PROVIDED ENTRIES
····················
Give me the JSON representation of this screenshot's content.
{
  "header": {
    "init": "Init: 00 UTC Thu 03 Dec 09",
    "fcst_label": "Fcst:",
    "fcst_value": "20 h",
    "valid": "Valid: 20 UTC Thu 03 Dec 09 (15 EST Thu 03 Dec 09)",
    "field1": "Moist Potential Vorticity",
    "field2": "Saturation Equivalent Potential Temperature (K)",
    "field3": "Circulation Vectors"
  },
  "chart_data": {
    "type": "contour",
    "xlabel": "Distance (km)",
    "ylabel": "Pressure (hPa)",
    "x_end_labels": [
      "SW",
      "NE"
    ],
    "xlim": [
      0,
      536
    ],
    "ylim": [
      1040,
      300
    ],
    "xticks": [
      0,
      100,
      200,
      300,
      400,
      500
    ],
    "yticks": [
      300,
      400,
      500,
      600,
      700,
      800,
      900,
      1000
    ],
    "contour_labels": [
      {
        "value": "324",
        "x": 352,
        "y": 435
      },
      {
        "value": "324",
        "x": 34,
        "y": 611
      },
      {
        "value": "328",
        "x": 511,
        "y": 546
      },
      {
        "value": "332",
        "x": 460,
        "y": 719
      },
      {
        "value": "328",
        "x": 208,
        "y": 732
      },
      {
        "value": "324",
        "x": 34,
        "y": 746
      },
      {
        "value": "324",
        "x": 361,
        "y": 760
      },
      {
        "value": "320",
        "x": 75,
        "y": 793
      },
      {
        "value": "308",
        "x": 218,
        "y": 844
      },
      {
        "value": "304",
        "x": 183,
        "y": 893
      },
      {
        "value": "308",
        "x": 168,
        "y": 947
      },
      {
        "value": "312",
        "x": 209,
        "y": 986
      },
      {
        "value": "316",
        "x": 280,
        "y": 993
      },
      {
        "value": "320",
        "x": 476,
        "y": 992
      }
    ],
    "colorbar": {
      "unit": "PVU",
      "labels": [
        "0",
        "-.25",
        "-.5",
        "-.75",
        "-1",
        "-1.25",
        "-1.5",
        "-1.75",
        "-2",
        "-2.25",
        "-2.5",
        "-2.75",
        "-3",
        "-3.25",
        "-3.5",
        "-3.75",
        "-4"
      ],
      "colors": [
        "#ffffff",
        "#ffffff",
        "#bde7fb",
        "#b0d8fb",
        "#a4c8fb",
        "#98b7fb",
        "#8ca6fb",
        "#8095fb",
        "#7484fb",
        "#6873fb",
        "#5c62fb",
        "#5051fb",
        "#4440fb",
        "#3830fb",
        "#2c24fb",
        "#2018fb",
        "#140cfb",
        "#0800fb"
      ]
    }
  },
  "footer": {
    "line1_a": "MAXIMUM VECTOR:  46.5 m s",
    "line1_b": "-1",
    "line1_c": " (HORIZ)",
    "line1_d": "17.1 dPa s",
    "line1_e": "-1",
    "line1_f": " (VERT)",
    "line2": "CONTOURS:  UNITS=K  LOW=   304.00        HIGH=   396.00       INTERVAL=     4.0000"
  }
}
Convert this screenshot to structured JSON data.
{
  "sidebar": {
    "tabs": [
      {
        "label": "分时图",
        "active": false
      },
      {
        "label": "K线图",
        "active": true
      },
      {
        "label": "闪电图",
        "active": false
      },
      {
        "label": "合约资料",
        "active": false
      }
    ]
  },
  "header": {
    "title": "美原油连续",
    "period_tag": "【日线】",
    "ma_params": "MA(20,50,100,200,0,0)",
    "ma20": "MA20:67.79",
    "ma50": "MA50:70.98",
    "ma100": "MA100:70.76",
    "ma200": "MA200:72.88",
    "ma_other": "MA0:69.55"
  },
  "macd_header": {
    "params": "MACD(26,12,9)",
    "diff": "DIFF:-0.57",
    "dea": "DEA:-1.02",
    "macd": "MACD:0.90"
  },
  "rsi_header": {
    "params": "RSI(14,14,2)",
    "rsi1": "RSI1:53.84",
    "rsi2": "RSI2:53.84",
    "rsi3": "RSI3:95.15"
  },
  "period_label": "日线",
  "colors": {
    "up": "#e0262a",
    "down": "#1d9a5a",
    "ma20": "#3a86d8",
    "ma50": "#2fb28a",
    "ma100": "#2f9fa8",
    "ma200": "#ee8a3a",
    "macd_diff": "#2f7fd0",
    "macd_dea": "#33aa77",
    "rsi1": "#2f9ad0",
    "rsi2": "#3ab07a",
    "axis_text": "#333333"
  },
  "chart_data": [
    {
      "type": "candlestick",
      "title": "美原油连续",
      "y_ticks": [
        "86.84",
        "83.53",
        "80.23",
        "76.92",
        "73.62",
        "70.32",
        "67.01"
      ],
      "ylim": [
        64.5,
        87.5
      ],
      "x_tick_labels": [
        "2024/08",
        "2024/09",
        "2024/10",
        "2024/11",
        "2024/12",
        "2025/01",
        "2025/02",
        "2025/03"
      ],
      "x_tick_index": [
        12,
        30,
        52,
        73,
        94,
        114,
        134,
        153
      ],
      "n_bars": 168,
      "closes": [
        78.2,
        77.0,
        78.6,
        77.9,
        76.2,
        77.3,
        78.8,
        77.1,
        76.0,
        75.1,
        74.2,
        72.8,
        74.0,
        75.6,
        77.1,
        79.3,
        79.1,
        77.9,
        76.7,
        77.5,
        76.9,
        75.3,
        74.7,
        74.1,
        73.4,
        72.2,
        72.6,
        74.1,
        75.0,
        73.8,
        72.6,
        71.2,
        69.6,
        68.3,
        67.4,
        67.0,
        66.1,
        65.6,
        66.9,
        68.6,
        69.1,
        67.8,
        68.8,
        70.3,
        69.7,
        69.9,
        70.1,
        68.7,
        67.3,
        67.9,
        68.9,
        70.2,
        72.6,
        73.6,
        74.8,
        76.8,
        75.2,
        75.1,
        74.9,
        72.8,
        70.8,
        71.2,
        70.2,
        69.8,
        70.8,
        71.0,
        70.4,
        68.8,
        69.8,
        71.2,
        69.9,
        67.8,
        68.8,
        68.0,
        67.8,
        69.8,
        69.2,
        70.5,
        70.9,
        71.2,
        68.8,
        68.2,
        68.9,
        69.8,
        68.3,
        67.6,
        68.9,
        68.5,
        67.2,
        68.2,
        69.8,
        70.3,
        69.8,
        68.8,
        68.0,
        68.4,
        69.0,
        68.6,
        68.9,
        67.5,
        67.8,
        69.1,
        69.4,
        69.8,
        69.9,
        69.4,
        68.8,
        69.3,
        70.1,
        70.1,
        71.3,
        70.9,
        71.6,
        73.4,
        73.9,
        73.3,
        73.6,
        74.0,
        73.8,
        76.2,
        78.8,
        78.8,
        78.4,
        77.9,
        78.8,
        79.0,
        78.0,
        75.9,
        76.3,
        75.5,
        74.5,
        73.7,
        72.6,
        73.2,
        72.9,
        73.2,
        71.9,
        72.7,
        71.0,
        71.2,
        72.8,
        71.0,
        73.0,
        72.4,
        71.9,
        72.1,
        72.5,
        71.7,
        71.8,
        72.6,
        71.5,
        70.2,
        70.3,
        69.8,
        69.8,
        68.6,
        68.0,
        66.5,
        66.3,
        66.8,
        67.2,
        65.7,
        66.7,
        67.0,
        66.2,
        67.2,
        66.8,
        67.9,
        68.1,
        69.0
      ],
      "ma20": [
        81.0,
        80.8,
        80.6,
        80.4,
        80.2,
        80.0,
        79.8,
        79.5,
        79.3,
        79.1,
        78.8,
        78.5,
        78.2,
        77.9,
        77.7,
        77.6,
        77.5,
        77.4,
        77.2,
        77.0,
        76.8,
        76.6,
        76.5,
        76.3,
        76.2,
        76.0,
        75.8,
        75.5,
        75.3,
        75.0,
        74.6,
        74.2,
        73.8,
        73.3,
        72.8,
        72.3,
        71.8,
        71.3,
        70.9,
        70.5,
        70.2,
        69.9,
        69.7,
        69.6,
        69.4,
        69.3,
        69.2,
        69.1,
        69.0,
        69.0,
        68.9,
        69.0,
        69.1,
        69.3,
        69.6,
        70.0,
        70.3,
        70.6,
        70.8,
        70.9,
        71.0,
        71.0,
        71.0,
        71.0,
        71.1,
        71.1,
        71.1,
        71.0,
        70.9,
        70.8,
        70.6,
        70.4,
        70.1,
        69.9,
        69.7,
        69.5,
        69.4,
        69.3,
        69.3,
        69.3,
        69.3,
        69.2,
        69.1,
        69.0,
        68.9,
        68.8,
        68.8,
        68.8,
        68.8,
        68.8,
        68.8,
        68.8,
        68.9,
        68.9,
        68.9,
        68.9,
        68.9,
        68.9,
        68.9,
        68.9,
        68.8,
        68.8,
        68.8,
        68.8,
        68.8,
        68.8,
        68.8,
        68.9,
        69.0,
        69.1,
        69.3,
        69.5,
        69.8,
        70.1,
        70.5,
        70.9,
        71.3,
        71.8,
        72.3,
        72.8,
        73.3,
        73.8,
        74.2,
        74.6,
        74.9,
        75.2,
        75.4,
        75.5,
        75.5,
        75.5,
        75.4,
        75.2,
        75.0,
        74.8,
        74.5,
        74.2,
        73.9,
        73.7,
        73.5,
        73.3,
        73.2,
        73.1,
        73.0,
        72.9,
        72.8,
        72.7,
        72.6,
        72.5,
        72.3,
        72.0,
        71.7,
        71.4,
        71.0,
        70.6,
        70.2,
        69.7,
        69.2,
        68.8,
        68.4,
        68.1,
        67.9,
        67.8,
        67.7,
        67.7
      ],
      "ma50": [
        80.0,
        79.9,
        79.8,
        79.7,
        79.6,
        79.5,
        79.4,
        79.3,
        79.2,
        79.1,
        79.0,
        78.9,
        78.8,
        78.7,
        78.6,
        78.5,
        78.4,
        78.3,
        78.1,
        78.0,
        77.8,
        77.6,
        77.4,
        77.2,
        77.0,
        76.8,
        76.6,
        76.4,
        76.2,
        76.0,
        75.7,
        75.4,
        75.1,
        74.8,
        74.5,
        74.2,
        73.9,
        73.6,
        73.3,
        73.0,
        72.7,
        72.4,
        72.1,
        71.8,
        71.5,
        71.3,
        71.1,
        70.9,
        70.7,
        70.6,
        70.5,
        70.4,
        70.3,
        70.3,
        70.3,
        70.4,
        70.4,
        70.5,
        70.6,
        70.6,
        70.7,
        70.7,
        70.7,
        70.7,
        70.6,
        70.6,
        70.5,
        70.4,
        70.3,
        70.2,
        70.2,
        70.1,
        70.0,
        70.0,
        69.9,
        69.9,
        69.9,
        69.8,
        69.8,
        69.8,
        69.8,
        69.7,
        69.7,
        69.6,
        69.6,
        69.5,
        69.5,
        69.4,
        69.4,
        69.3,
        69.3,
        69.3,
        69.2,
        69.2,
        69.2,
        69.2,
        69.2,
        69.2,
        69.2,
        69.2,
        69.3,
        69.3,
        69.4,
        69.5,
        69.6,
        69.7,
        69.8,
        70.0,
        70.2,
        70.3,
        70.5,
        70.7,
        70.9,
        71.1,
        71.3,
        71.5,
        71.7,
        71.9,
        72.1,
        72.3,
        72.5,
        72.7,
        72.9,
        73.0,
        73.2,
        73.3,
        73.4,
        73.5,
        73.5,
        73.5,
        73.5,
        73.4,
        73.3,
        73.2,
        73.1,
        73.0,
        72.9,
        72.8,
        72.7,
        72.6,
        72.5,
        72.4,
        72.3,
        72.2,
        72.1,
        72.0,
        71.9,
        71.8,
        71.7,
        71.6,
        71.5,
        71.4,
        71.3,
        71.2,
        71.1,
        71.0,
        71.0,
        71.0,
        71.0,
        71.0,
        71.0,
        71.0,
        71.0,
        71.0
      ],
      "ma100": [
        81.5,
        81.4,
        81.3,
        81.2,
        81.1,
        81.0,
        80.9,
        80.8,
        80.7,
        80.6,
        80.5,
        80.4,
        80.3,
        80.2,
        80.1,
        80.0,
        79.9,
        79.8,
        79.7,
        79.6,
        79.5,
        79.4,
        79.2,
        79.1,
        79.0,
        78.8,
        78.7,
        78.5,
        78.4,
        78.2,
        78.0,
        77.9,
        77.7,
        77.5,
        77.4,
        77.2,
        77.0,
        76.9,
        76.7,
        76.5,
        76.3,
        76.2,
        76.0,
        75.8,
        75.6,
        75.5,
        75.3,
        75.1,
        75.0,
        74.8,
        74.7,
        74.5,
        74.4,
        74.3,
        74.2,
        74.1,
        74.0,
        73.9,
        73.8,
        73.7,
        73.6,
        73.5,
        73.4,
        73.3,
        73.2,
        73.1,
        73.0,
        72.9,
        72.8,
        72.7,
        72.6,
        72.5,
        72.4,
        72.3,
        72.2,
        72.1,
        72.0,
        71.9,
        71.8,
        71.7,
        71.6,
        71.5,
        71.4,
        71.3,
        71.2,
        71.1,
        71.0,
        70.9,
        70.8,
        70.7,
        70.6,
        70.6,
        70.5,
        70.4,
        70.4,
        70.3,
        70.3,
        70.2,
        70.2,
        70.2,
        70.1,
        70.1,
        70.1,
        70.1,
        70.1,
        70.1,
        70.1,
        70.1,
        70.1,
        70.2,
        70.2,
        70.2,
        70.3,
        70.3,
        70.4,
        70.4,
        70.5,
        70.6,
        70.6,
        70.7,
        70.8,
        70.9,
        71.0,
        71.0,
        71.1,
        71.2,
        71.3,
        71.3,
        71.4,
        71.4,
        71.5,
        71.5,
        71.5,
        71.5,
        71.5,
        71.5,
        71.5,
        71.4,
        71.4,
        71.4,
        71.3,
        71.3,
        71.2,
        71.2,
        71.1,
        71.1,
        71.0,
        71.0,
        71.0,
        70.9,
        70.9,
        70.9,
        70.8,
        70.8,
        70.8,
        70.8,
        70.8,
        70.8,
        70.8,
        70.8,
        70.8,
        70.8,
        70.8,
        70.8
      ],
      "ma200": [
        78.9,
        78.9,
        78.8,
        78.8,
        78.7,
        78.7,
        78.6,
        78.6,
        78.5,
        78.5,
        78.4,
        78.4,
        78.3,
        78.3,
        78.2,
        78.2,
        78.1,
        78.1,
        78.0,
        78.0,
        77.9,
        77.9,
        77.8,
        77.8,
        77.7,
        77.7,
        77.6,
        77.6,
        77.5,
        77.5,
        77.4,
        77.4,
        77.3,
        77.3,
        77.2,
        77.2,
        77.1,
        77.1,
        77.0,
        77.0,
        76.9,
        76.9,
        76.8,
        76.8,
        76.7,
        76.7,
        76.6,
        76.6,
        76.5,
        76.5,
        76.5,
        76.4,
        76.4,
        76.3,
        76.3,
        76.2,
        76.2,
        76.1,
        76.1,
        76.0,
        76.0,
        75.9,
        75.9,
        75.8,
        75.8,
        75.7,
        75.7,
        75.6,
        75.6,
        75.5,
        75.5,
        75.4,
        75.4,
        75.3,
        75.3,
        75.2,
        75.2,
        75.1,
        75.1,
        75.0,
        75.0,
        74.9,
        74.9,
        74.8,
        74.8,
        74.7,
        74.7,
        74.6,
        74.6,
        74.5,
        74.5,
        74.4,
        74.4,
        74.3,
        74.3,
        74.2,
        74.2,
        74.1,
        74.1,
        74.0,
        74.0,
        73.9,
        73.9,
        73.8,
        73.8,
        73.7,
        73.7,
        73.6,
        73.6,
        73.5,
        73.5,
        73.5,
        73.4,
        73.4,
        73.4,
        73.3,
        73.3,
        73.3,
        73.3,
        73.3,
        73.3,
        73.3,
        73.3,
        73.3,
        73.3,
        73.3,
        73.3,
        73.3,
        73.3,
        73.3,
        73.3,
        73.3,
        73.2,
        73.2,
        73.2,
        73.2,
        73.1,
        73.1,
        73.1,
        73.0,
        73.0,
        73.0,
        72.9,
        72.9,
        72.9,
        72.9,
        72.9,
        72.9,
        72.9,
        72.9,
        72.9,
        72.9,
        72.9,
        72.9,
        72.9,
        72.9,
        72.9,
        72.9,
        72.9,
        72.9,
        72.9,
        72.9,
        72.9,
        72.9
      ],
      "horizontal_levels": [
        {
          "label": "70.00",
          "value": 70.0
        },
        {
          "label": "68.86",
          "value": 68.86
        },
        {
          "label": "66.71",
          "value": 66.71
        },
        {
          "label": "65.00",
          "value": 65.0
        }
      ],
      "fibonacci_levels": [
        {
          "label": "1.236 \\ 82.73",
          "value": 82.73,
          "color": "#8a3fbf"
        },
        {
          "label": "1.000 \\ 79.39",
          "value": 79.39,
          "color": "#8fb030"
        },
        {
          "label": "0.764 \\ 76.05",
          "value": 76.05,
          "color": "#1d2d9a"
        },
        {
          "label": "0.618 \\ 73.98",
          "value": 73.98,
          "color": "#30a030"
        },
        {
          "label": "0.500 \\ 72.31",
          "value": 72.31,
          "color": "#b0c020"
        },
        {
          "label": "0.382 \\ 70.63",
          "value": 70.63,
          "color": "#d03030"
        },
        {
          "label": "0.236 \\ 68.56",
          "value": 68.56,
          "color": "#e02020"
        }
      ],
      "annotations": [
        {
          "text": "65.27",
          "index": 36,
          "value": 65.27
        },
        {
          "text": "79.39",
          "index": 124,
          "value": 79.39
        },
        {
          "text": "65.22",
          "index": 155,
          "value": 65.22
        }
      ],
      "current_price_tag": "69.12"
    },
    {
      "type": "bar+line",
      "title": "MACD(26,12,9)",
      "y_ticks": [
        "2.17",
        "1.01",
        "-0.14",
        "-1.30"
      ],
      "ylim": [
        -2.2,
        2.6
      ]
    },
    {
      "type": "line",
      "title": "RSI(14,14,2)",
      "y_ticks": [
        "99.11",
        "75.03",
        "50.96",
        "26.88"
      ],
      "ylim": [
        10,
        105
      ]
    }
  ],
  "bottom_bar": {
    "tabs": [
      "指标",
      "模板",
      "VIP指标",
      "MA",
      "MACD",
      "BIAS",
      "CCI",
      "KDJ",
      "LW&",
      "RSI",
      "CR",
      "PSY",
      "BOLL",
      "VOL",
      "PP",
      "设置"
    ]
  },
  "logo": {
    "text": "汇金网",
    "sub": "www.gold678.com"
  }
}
····················
EXERCISE TASK
Look through the data above. Each line containing the word "screenshot" needs to be copied.

RESULT OF THIS TASK
Give me the JSON representation of this screenshot's content.
Convert this screenshot to structured JSON data.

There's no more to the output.